(Dataset items)
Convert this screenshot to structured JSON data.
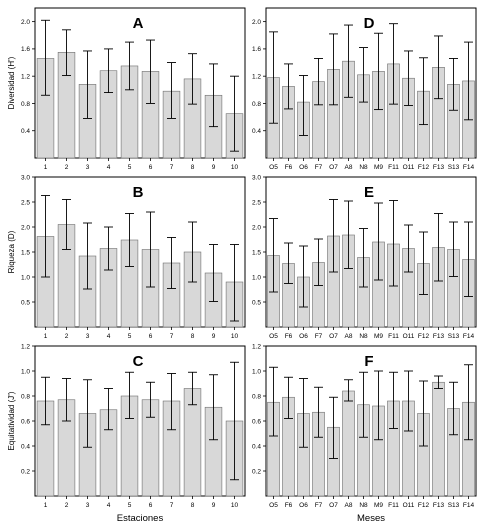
{
  "chart_data": [
    {
      "type": "bar",
      "panel": "A",
      "letter": "A",
      "categories": [
        "1",
        "2",
        "3",
        "4",
        "5",
        "6",
        "7",
        "8",
        "9",
        "10"
      ],
      "values": [
        1.46,
        1.55,
        1.08,
        1.28,
        1.35,
        1.27,
        0.98,
        1.16,
        0.92,
        0.65
      ],
      "err_high": [
        2.02,
        1.88,
        1.57,
        1.6,
        1.7,
        1.73,
        1.4,
        1.53,
        1.38,
        1.2
      ],
      "err_low": [
        0.92,
        1.21,
        0.58,
        0.96,
        1.0,
        0.8,
        0.58,
        0.79,
        0.46,
        0.1
      ],
      "ylabel": "Diversidad (H')",
      "xlabel": "",
      "ylim": [
        0,
        2.2
      ],
      "yticks": [
        "0.4",
        "0.8",
        "1.2",
        "1.6",
        "2.0"
      ],
      "bar_color": "#d8d8d8",
      "grid": false
    },
    {
      "type": "bar",
      "panel": "D",
      "letter": "D",
      "categories": [
        "O5",
        "F6",
        "O6",
        "F7",
        "O7",
        "A8",
        "N8",
        "M9",
        "F11",
        "O11",
        "F12",
        "F13",
        "S13",
        "F14"
      ],
      "values": [
        1.18,
        1.05,
        0.82,
        1.12,
        1.3,
        1.42,
        1.22,
        1.27,
        1.38,
        1.17,
        0.98,
        1.33,
        1.08,
        1.13
      ],
      "err_high": [
        1.85,
        1.38,
        1.21,
        1.46,
        1.82,
        1.95,
        1.62,
        1.83,
        1.97,
        1.57,
        1.47,
        1.79,
        1.46,
        1.7
      ],
      "err_low": [
        0.51,
        0.72,
        0.33,
        0.78,
        0.78,
        0.89,
        0.82,
        0.71,
        0.79,
        0.77,
        0.49,
        0.87,
        0.7,
        0.56
      ],
      "ylabel": "",
      "xlabel": "",
      "ylim": [
        0,
        2.2
      ],
      "yticks": [
        "0.4",
        "0.8",
        "1.2",
        "1.6",
        "2.0"
      ],
      "bar_color": "#d8d8d8",
      "grid": false
    },
    {
      "type": "bar",
      "panel": "B",
      "letter": "B",
      "categories": [
        "1",
        "2",
        "3",
        "4",
        "5",
        "6",
        "7",
        "8",
        "9",
        "10"
      ],
      "values": [
        1.81,
        2.05,
        1.42,
        1.57,
        1.74,
        1.55,
        1.28,
        1.5,
        1.08,
        0.9
      ],
      "err_high": [
        2.63,
        2.55,
        2.08,
        2.0,
        2.27,
        2.3,
        1.79,
        2.1,
        1.65,
        1.65
      ],
      "err_low": [
        1.0,
        1.55,
        0.76,
        1.14,
        1.21,
        0.8,
        0.77,
        0.9,
        0.51,
        0.12
      ],
      "ylabel": "Riqueza (D)",
      "xlabel": "",
      "ylim": [
        0,
        3.0
      ],
      "yticks": [
        "0.5",
        "1.0",
        "1.5",
        "2.0",
        "2.5",
        "3.0"
      ],
      "bar_color": "#d8d8d8",
      "grid": false
    },
    {
      "type": "bar",
      "panel": "E",
      "letter": "E",
      "categories": [
        "O5",
        "F6",
        "O6",
        "F7",
        "O7",
        "A8",
        "N8",
        "M9",
        "F11",
        "O11",
        "F12",
        "F13",
        "S13",
        "F14"
      ],
      "values": [
        1.43,
        1.27,
        1.0,
        1.29,
        1.82,
        1.84,
        1.39,
        1.7,
        1.66,
        1.57,
        1.27,
        1.59,
        1.55,
        1.35
      ],
      "err_high": [
        2.17,
        1.68,
        1.62,
        1.76,
        2.55,
        2.52,
        1.97,
        2.48,
        2.53,
        2.04,
        1.9,
        2.27,
        2.1,
        2.1
      ],
      "err_low": [
        0.7,
        0.87,
        0.4,
        0.83,
        1.1,
        1.17,
        0.8,
        0.94,
        0.82,
        1.1,
        0.65,
        0.92,
        1.01,
        0.61
      ],
      "ylabel": "",
      "xlabel": "",
      "ylim": [
        0,
        3.0
      ],
      "yticks": [
        "0.5",
        "1.0",
        "1.5",
        "2.0",
        "2.5",
        "3.0"
      ],
      "bar_color": "#d8d8d8",
      "grid": false
    },
    {
      "type": "bar",
      "panel": "C",
      "letter": "C",
      "categories": [
        "1",
        "2",
        "3",
        "4",
        "5",
        "6",
        "7",
        "8",
        "9",
        "10"
      ],
      "values": [
        0.76,
        0.77,
        0.66,
        0.69,
        0.8,
        0.77,
        0.76,
        0.86,
        0.71,
        0.6
      ],
      "err_high": [
        0.95,
        0.94,
        0.93,
        0.86,
        0.99,
        0.91,
        0.98,
        0.99,
        0.97,
        1.07
      ],
      "err_low": [
        0.57,
        0.6,
        0.39,
        0.53,
        0.62,
        0.63,
        0.53,
        0.73,
        0.45,
        0.13
      ],
      "ylabel": "Equitatividad (J')",
      "xlabel": "Estaciones",
      "ylim": [
        0,
        1.2
      ],
      "yticks": [
        "0.2",
        "0.4",
        "0.6",
        "0.8",
        "1.0",
        "1.2"
      ],
      "bar_color": "#d8d8d8",
      "grid": false
    },
    {
      "type": "bar",
      "panel": "F",
      "letter": "F",
      "categories": [
        "O5",
        "F6",
        "O6",
        "F7",
        "O7",
        "A8",
        "N8",
        "M9",
        "F11",
        "O11",
        "F12",
        "F13",
        "S13",
        "F14"
      ],
      "values": [
        0.75,
        0.79,
        0.66,
        0.67,
        0.55,
        0.84,
        0.73,
        0.72,
        0.76,
        0.76,
        0.66,
        0.91,
        0.7,
        0.75
      ],
      "err_high": [
        1.03,
        0.95,
        0.94,
        0.87,
        0.79,
        0.93,
        0.99,
        1.0,
        0.99,
        1.0,
        0.92,
        0.96,
        0.91,
        1.05
      ],
      "err_low": [
        0.48,
        0.62,
        0.39,
        0.47,
        0.3,
        0.76,
        0.47,
        0.45,
        0.54,
        0.52,
        0.4,
        0.86,
        0.49,
        0.45
      ],
      "ylabel": "",
      "xlabel": "Meses",
      "ylim": [
        0,
        1.2
      ],
      "yticks": [
        "0.2",
        "0.4",
        "0.6",
        "0.8",
        "1.0",
        "1.2"
      ],
      "bar_color": "#d8d8d8",
      "grid": false
    }
  ]
}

Written exercise:
Can you restate all the records above word for word while dropping the pictures?

The response:
Convert this screenshot to structured JSON data.
{
  "chart_data": [
    {
      "type": "bar",
      "panel": "A",
      "letter": "A",
      "categories": [
        "1",
        "2",
        "3",
        "4",
        "5",
        "6",
        "7",
        "8",
        "9",
        "10"
      ],
      "values": [
        1.46,
        1.55,
        1.08,
        1.28,
        1.35,
        1.27,
        0.98,
        1.16,
        0.92,
        0.65
      ],
      "err_high": [
        2.02,
        1.88,
        1.57,
        1.6,
        1.7,
        1.73,
        1.4,
        1.53,
        1.38,
        1.2
      ],
      "err_low": [
        0.92,
        1.21,
        0.58,
        0.96,
        1.0,
        0.8,
        0.58,
        0.79,
        0.46,
        0.1
      ],
      "ylabel": "Diversidad (H')",
      "xlabel": "",
      "ylim": [
        0,
        2.2
      ],
      "yticks": [
        "0.4",
        "0.8",
        "1.2",
        "1.6",
        "2.0"
      ],
      "bar_color": "#d8d8d8",
      "grid": false
    },
    {
      "type": "bar",
      "panel": "D",
      "letter": "D",
      "categories": [
        "O5",
        "F6",
        "O6",
        "F7",
        "O7",
        "A8",
        "N8",
        "M9",
        "F11",
        "O11",
        "F12",
        "F13",
        "S13",
        "F14"
      ],
      "values": [
        1.18,
        1.05,
        0.82,
        1.12,
        1.3,
        1.42,
        1.22,
        1.27,
        1.38,
        1.17,
        0.98,
        1.33,
        1.08,
        1.13
      ],
      "err_high": [
        1.85,
        1.38,
        1.21,
        1.46,
        1.82,
        1.95,
        1.62,
        1.83,
        1.97,
        1.57,
        1.47,
        1.79,
        1.46,
        1.7
      ],
      "err_low": [
        0.51,
        0.72,
        0.33,
        0.78,
        0.78,
        0.89,
        0.82,
        0.71,
        0.79,
        0.77,
        0.49,
        0.87,
        0.7,
        0.56
      ],
      "ylabel": "",
      "xlabel": "",
      "ylim": [
        0,
        2.2
      ],
      "yticks": [
        "0.4",
        "0.8",
        "1.2",
        "1.6",
        "2.0"
      ],
      "bar_color": "#d8d8d8",
      "grid": false
    },
    {
      "type": "bar",
      "panel": "B",
      "letter": "B",
      "categories": [
        "1",
        "2",
        "3",
        "4",
        "5",
        "6",
        "7",
        "8",
        "9",
        "10"
      ],
      "values": [
        1.81,
        2.05,
        1.42,
        1.57,
        1.74,
        1.55,
        1.28,
        1.5,
        1.08,
        0.9
      ],
      "err_high": [
        2.63,
        2.55,
        2.08,
        2.0,
        2.27,
        2.3,
        1.79,
        2.1,
        1.65,
        1.65
      ],
      "err_low": [
        1.0,
        1.55,
        0.76,
        1.14,
        1.21,
        0.8,
        0.77,
        0.9,
        0.51,
        0.12
      ],
      "ylabel": "Riqueza (D)",
      "xlabel": "",
      "ylim": [
        0,
        3.0
      ],
      "yticks": [
        "0.5",
        "1.0",
        "1.5",
        "2.0",
        "2.5",
        "3.0"
      ],
      "bar_color": "#d8d8d8",
      "grid": false
    },
    {
      "type": "bar",
      "panel": "E",
      "letter": "E",
      "categories": [
        "O5",
        "F6",
        "O6",
        "F7",
        "O7",
        "A8",
        "N8",
        "M9",
        "F11",
        "O11",
        "F12",
        "F13",
        "S13",
        "F14"
      ],
      "values": [
        1.43,
        1.27,
        1.0,
        1.29,
        1.82,
        1.84,
        1.39,
        1.7,
        1.66,
        1.57,
        1.27,
        1.59,
        1.55,
        1.35
      ],
      "err_high": [
        2.17,
        1.68,
        1.62,
        1.76,
        2.55,
        2.52,
        1.97,
        2.48,
        2.53,
        2.04,
        1.9,
        2.27,
        2.1,
        2.1
      ],
      "err_low": [
        0.7,
        0.87,
        0.4,
        0.83,
        1.1,
        1.17,
        0.8,
        0.94,
        0.82,
        1.1,
        0.65,
        0.92,
        1.01,
        0.61
      ],
      "ylabel": "",
      "xlabel": "",
      "ylim": [
        0,
        3.0
      ],
      "yticks": [
        "0.5",
        "1.0",
        "1.5",
        "2.0",
        "2.5",
        "3.0"
      ],
      "bar_color": "#d8d8d8",
      "grid": false
    },
    {
      "type": "bar",
      "panel": "C",
      "letter": "C",
      "categories": [
        "1",
        "2",
        "3",
        "4",
        "5",
        "6",
        "7",
        "8",
        "9",
        "10"
      ],
      "values": [
        0.76,
        0.77,
        0.66,
        0.69,
        0.8,
        0.77,
        0.76,
        0.86,
        0.71,
        0.6
      ],
      "err_high": [
        0.95,
        0.94,
        0.93,
        0.86,
        0.99,
        0.91,
        0.98,
        0.99,
        0.97,
        1.07
      ],
      "err_low": [
        0.57,
        0.6,
        0.39,
        0.53,
        0.62,
        0.63,
        0.53,
        0.73,
        0.45,
        0.13
      ],
      "ylabel": "Equitatividad (J')",
      "xlabel": "Estaciones",
      "ylim": [
        0,
        1.2
      ],
      "yticks": [
        "0.2",
        "0.4",
        "0.6",
        "0.8",
        "1.0",
        "1.2"
      ],
      "bar_color": "#d8d8d8",
      "grid": false
    },
    {
      "type": "bar",
      "panel": "F",
      "letter": "F",
      "categories": [
        "O5",
        "F6",
        "O6",
        "F7",
        "O7",
        "A8",
        "N8",
        "M9",
        "F11",
        "O11",
        "F12",
        "F13",
        "S13",
        "F14"
      ],
      "values": [
        0.75,
        0.79,
        0.66,
        0.67,
        0.55,
        0.84,
        0.73,
        0.72,
        0.76,
        0.76,
        0.66,
        0.91,
        0.7,
        0.75
      ],
      "err_high": [
        1.03,
        0.95,
        0.94,
        0.87,
        0.79,
        0.93,
        0.99,
        1.0,
        0.99,
        1.0,
        0.92,
        0.96,
        0.91,
        1.05
      ],
      "err_low": [
        0.48,
        0.62,
        0.39,
        0.47,
        0.3,
        0.76,
        0.47,
        0.45,
        0.54,
        0.52,
        0.4,
        0.86,
        0.49,
        0.45
      ],
      "ylabel": "",
      "xlabel": "Meses",
      "ylim": [
        0,
        1.2
      ],
      "yticks": [
        "0.2",
        "0.4",
        "0.6",
        "0.8",
        "1.0",
        "1.2"
      ],
      "bar_color": "#d8d8d8",
      "grid": false
    }
  ]
}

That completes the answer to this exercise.